Recorded data ->
────────
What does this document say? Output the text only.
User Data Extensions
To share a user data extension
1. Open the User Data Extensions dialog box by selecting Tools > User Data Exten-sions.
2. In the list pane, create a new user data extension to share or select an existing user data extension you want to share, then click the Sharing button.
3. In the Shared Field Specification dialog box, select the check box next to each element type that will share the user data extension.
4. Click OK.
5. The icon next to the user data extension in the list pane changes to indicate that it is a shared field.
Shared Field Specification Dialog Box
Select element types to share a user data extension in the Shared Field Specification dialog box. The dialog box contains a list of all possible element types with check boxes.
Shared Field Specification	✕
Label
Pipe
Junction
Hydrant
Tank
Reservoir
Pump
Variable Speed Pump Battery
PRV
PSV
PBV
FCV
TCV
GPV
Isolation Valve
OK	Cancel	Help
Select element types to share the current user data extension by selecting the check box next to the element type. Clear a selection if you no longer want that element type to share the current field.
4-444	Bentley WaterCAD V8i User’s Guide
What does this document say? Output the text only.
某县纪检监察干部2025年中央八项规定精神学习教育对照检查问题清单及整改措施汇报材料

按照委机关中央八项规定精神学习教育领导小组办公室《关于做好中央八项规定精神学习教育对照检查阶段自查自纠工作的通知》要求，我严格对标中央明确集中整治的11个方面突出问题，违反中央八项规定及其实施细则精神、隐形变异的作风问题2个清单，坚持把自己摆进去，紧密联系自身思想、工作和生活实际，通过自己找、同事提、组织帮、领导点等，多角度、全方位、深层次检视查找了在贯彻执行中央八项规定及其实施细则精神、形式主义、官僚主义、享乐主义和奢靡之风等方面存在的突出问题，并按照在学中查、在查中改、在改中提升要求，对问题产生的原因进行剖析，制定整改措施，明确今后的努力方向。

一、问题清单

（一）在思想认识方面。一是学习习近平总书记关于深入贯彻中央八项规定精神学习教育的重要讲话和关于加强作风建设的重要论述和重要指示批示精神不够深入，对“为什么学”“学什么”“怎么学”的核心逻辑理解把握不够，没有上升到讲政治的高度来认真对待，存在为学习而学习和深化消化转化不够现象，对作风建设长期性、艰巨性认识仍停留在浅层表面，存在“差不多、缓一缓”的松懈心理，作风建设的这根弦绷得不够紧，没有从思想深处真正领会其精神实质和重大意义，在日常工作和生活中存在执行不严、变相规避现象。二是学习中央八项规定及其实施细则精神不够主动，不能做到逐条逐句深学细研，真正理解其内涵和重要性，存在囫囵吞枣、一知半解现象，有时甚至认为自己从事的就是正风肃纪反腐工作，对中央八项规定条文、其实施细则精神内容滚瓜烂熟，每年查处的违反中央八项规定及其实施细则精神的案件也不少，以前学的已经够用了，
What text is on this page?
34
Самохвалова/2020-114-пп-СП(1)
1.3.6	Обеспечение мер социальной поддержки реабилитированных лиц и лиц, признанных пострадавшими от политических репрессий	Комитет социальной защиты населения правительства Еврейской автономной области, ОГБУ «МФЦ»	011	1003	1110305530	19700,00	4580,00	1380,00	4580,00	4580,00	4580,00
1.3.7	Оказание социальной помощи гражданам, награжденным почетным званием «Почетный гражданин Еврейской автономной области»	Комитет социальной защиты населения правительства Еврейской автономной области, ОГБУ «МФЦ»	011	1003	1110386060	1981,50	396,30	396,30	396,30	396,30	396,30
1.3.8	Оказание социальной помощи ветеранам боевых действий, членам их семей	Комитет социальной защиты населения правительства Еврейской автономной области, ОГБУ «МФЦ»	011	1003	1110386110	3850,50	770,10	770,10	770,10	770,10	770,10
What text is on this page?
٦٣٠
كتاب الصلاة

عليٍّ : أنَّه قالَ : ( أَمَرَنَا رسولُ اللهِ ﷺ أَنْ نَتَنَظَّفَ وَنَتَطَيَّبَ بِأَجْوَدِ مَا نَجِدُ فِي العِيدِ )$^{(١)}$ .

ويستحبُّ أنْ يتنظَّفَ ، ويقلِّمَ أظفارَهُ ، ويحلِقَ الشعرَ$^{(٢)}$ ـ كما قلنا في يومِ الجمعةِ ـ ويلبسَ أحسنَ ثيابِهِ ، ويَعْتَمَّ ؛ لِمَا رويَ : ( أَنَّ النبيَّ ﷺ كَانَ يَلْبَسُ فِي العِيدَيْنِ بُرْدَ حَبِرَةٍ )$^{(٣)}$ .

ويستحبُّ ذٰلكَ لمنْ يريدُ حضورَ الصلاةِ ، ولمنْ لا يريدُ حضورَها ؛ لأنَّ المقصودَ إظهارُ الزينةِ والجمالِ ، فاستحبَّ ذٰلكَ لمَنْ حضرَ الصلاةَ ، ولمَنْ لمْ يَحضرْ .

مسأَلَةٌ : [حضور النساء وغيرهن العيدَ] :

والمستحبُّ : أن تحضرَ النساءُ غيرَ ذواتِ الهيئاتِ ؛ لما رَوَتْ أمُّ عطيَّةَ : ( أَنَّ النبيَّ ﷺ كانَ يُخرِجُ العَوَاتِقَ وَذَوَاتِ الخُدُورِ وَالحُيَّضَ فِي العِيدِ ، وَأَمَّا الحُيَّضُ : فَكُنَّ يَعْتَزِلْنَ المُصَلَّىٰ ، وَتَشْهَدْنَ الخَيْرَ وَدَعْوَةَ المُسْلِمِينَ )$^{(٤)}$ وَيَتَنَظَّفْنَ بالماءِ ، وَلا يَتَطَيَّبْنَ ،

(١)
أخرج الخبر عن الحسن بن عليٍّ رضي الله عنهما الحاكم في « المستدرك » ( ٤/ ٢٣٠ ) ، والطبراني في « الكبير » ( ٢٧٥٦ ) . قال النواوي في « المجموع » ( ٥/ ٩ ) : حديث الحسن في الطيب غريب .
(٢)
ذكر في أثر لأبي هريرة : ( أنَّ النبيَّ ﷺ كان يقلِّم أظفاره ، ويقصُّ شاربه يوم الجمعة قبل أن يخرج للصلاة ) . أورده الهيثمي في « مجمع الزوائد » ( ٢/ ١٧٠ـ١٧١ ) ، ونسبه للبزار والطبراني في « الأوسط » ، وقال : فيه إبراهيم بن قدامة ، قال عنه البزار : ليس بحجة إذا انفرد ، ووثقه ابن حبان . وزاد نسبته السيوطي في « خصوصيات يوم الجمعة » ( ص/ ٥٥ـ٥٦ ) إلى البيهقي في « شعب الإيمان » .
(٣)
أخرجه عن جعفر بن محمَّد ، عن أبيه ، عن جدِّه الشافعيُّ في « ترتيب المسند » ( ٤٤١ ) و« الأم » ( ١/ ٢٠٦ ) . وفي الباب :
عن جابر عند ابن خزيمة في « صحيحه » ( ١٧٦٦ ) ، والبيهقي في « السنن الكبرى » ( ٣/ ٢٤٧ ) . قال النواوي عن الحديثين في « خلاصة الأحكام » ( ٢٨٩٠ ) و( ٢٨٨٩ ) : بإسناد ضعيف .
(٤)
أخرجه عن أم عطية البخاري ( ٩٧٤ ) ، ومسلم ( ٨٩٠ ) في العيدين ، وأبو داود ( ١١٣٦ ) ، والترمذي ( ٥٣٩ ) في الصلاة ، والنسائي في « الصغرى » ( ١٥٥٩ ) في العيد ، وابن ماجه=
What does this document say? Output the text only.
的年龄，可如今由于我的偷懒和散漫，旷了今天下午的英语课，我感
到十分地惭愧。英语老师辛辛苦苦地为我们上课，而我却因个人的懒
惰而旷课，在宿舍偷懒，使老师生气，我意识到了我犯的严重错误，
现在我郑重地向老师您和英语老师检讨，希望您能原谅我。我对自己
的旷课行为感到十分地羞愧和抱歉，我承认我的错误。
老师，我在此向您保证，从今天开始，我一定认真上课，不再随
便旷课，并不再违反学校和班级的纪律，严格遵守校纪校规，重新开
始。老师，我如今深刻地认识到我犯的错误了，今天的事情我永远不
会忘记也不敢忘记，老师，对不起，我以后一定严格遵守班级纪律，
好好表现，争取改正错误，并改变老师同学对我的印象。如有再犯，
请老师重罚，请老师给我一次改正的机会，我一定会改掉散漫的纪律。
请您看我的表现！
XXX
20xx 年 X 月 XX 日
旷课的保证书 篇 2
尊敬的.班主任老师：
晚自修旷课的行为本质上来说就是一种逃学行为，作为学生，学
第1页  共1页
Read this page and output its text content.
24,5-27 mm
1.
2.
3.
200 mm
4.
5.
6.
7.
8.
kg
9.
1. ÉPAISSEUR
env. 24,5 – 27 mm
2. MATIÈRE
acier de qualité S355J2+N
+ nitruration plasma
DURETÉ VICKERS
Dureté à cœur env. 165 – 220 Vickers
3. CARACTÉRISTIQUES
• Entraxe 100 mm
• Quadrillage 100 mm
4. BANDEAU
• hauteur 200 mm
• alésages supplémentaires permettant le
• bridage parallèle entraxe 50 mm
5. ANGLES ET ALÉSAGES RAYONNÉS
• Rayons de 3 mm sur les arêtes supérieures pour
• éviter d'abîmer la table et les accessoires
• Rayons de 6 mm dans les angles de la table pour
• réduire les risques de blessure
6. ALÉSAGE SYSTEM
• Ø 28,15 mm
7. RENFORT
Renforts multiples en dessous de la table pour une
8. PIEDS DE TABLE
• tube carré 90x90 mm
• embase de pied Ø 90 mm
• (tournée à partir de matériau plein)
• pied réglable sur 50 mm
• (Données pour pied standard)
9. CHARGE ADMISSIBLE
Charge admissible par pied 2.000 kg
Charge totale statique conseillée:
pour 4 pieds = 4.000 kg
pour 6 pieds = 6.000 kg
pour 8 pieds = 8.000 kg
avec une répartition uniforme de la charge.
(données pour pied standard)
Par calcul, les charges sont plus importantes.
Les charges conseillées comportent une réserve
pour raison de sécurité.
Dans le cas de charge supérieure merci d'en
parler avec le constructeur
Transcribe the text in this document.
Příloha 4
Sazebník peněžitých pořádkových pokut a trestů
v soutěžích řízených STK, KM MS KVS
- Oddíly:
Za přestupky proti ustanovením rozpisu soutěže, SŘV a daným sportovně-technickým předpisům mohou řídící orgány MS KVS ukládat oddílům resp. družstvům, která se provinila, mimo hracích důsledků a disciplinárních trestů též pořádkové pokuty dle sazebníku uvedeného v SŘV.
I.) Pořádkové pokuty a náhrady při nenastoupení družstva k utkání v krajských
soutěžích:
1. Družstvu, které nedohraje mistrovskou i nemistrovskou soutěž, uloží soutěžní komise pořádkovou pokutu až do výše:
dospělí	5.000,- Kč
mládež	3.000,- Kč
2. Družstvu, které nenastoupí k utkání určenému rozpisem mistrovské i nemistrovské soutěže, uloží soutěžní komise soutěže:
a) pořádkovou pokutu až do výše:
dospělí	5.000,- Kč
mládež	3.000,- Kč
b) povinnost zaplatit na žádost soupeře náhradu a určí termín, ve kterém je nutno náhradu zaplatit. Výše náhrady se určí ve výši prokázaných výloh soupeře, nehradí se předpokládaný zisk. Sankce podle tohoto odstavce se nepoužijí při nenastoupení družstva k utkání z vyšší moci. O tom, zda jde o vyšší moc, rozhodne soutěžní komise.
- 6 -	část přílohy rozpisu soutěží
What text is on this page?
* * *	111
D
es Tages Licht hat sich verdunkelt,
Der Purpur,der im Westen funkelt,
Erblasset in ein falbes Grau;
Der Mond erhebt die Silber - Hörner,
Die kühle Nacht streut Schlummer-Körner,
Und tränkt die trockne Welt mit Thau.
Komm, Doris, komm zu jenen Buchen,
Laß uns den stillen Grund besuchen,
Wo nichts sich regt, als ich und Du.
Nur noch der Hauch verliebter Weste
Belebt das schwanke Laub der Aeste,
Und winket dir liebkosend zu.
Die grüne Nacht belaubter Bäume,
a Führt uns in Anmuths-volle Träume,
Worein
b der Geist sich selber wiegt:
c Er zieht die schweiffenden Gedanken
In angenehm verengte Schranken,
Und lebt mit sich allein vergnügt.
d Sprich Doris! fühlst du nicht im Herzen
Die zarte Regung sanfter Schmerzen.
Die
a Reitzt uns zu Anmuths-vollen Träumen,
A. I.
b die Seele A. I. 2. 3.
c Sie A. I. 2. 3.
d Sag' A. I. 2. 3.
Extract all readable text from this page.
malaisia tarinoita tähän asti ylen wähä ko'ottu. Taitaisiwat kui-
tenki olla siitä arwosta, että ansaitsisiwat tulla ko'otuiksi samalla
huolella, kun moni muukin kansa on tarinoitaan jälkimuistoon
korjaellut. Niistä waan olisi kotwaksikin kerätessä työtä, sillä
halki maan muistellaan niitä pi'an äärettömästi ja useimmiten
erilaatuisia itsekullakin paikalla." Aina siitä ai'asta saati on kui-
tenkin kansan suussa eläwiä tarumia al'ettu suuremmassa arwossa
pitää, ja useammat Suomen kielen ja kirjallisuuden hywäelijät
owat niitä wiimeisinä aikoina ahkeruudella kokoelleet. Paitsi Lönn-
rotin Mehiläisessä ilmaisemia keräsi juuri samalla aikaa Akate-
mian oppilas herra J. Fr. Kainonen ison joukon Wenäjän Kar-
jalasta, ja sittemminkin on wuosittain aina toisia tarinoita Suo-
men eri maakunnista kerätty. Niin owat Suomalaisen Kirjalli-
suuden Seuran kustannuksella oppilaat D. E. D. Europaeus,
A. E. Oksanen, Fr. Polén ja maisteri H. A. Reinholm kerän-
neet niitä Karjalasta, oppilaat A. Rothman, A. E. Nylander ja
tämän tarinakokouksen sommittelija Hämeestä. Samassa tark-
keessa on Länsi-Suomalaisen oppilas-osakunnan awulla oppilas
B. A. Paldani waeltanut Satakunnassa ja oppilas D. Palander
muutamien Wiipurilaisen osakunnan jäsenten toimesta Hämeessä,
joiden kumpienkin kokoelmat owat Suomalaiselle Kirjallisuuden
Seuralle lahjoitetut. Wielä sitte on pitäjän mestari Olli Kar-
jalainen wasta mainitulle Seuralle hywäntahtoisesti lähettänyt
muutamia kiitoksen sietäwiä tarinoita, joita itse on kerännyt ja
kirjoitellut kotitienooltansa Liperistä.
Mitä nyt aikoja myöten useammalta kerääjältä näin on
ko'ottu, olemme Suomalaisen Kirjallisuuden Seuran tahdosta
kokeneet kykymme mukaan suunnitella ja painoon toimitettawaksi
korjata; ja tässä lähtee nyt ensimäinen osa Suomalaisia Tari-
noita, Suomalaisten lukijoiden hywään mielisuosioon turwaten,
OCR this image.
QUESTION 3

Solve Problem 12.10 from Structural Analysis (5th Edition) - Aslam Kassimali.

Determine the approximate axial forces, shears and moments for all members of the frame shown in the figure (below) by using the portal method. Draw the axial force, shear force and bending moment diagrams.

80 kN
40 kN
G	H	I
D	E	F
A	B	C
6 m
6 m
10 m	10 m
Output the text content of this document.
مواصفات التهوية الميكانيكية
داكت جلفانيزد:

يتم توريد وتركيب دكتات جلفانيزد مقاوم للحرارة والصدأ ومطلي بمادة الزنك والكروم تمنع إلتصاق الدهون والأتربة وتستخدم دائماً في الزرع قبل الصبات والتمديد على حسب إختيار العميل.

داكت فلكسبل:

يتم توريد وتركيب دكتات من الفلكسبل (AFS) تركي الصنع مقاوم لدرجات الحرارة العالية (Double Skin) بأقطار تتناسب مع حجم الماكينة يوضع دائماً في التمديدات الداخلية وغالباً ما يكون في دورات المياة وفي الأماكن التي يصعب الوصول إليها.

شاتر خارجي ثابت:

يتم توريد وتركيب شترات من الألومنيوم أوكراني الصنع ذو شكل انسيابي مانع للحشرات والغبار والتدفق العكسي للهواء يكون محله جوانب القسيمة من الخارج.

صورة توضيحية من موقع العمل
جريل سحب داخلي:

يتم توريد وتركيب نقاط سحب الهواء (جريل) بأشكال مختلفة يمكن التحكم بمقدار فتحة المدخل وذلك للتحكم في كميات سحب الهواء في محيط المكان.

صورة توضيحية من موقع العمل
────────
To do -> Check each line of the records above for "جلفانيزد", and copy those that have it.

Answer to this task ->
داكت جلفانيزد:
يتم توريد وتركيب دكتات جلفانيزد مقاوم للحرارة والصدأ ومطلي بمادة الزنك والكروم تمنع إلتصاق الدهون والأتربة وتستخدم دائماً في الزرع قبل الصبات والتمديد على حسب إختيار العميل.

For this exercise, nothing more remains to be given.